Information provided ▸
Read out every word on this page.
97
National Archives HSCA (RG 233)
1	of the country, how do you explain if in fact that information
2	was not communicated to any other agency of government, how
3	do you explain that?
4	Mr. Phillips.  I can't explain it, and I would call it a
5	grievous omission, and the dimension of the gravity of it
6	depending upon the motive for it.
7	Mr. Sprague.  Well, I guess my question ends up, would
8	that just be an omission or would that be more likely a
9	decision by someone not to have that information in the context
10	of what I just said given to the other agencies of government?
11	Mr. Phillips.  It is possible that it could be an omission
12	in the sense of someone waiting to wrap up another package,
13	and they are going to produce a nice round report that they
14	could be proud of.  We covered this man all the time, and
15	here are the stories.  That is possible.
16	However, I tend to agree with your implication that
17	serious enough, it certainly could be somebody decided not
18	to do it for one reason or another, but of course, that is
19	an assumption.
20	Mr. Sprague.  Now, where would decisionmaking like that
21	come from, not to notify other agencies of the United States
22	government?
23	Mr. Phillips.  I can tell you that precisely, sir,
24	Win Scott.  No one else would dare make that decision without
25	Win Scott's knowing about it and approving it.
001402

Task objective ▸ Find each line holding "this". Copy it out.

Output of the exercise ▸
Read out every word on this page.
14	could be proud of.  We covered this man all the time, and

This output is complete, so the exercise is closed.